▶ [PASSAGE SHOWN]

**********

The Assembly also approved $639.53 million to keep the 33 special political missions of the United Nations running smoothly. The representative of Syria, while voting in favour of the text, expressed a reservation on the allocation of resources to implement Security Council resolution 1559 (2004), stating that Mission’s Special Adviser had been acting beyond the mandate given to him in that resolution.

In another text, the Assembly called for $1.57 million gross ($1.46 million net) before recosting to continue improving the Organization’s administration of justice system — comprising of informal and formal mechanisms to resolve disputes for tens of thousands of employees worldwide. That call had been deemed necessary after an independent review last year concluded that, despite increasing transparency, only about half of the workforce had access to the system and many were unaware of it.

Taking up the Fifth Committee report “Programme budget for the biennium 2016-2017”, several speakers addressed the contents of draft resolution I, “Special subjects relating to the programme budget for the biennium 2016-2017”. The representative of Burkina Faso, on behalf of the African Group, proposed an oral amendment, relating to protection against violence or discrimination based on sexual orientation and gender identity, as matters around gender orientation did not have a basis in international law.

However, the representative of Argentina, speaking on behalf of a number of like-minded States, said the proposed amendment would reopen an issue that had already been decided by the Human Rights Council, the Third Committee (Social, Cultural and Humanitarian) and the Fifth Committee. Voicing serious concern that the oral amendment proposed by the representative of Burkina Faso would threaten the Human Rights Council’s independence, he called for a vote, which resulted in the amendment failing to be adopted.

In other matters, the Assembly also adopted 11 resolutions, including the First Committee (Disarmament and International Security) texts “Taking forward multilateral nuclear disarmament negotiations” and “treaty banning the production of fissile material for nuclear weapons”.

Addressing the adoption by recorded vote of the resolution “Oceans and the Law of the Sea”, delegates who had voted against the text emphasized that some provisions related to the 1982 United Nations Convention on the Law of the Sea, to which they were not signatories.

**********

▶ [RECORD SET]

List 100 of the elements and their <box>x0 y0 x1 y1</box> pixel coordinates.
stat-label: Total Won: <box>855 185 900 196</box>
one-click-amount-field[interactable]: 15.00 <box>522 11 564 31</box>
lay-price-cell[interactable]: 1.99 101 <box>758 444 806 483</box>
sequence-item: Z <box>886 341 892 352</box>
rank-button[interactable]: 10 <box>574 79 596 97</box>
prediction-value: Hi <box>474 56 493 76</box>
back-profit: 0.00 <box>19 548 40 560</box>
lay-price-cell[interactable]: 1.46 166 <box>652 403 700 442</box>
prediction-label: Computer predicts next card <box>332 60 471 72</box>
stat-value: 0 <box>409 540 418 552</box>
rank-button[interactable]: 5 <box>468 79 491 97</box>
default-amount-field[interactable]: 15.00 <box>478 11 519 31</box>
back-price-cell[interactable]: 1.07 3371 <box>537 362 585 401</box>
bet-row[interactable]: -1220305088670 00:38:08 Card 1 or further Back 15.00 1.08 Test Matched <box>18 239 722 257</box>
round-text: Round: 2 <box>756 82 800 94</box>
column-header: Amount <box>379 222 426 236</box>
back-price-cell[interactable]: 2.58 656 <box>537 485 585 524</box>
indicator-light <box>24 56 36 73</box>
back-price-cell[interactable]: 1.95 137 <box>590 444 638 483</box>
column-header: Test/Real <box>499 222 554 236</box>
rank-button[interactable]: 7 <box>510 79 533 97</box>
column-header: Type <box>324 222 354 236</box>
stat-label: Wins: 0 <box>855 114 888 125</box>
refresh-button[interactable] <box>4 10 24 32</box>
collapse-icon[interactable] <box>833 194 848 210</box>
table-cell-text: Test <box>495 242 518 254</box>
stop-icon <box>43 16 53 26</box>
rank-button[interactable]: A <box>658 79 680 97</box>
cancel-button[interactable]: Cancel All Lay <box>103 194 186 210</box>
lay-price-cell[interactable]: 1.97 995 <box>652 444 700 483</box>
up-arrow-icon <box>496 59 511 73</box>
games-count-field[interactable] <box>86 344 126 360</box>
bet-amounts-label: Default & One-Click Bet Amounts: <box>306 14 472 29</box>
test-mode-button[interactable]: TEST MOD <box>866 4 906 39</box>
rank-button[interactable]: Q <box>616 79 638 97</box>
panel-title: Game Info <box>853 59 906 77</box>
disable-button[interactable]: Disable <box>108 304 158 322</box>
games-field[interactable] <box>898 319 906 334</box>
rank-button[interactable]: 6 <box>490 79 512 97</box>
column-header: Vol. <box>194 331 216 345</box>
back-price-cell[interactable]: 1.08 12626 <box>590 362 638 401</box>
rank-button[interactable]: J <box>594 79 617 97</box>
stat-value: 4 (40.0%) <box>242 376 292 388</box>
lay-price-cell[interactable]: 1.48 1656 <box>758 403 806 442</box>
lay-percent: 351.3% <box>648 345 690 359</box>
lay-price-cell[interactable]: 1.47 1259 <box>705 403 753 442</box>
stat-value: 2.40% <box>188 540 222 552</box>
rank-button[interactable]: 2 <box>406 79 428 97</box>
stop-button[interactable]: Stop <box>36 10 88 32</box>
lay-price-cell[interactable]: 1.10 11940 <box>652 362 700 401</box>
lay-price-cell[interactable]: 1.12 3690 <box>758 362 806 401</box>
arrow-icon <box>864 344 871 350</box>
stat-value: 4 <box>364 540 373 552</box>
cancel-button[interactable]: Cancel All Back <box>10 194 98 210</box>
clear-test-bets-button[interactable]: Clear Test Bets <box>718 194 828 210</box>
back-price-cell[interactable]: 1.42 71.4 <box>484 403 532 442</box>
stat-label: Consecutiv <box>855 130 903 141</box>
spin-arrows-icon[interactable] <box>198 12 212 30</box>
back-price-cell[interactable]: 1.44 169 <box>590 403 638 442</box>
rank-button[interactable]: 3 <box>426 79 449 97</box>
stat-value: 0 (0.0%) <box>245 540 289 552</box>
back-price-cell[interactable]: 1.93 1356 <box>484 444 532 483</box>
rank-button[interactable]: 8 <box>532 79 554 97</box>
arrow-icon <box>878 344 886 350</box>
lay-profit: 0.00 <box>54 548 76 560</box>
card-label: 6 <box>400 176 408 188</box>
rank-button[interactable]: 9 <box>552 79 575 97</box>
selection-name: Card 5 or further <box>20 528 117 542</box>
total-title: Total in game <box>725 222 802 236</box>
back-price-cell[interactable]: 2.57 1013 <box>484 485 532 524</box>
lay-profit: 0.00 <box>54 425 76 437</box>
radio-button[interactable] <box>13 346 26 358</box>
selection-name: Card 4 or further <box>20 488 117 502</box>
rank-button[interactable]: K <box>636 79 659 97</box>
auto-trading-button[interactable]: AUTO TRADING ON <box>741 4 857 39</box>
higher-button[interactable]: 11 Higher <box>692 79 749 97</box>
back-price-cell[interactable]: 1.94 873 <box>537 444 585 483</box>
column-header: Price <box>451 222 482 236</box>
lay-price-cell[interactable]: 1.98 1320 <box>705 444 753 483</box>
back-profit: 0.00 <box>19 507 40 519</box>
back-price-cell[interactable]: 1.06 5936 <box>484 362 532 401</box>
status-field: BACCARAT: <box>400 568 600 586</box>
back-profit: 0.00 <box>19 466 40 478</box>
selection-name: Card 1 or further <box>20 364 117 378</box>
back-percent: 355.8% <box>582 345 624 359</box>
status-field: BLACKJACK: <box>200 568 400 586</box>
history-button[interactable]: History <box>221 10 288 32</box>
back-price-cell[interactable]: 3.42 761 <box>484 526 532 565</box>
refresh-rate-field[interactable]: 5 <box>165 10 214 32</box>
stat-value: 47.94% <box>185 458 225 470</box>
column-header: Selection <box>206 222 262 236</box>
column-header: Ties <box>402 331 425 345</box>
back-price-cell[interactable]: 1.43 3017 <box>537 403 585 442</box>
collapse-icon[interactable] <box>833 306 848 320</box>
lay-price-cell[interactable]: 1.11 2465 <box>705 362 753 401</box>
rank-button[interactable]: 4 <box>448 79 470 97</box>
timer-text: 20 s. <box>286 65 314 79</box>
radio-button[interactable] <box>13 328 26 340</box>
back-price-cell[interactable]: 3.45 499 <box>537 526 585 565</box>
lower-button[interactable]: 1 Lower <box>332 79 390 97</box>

**********

▶ [EXERCISE 1] In the passage on the United Nations Assembly, what amount did the Assembly approve for the 33 special political missions?
▶ [EXERCISE 2] Write the next part of the passage on the United Nations Assembly, picking up after its final sentence.
The records have no connection to the passage on the United Nations Assembly.

▶ [WRITTEN RESPONSE 1] $639.53 million.

▶ [WRITTEN RESPONSE 2]
Despite abstaining from the vote, El Salvador’s representative stressed the importance of protecting oceans and the sea and ensuring their sustainability. Oceans were full of resources and were critical for the food security of millions. To date, there were gaps in areas of sustainable fishing, conservation and the use of marine biodiversity. Nonetheless, the resolution mirrored aspects of the Convention, to which his country was not a signatory.

Also adopted were several outstanding texts on issues ranging from expanded cooperation with regional organizations to the United Nations relationship with the International Criminal Court. Among other things, the Assembly decided to establish the Technology Bank for the Least Developed Countries, hosted by Turkey, as its newest subsidiary body.

Introducing that text, Assembly Vice-President Zohrab Mnatsakanyan (Armenia) declared: “It is through mechanisms like this that the concept of leaving no one behind comes to life.” Indeed, the resolution would contribute to building momentum for the implementation of the Sustainable Development Goals, namely Target 17.8, which called for the full operationalization of the technology bank and science, technology and innovation capacity-building mechanism for least developed countries by 2017.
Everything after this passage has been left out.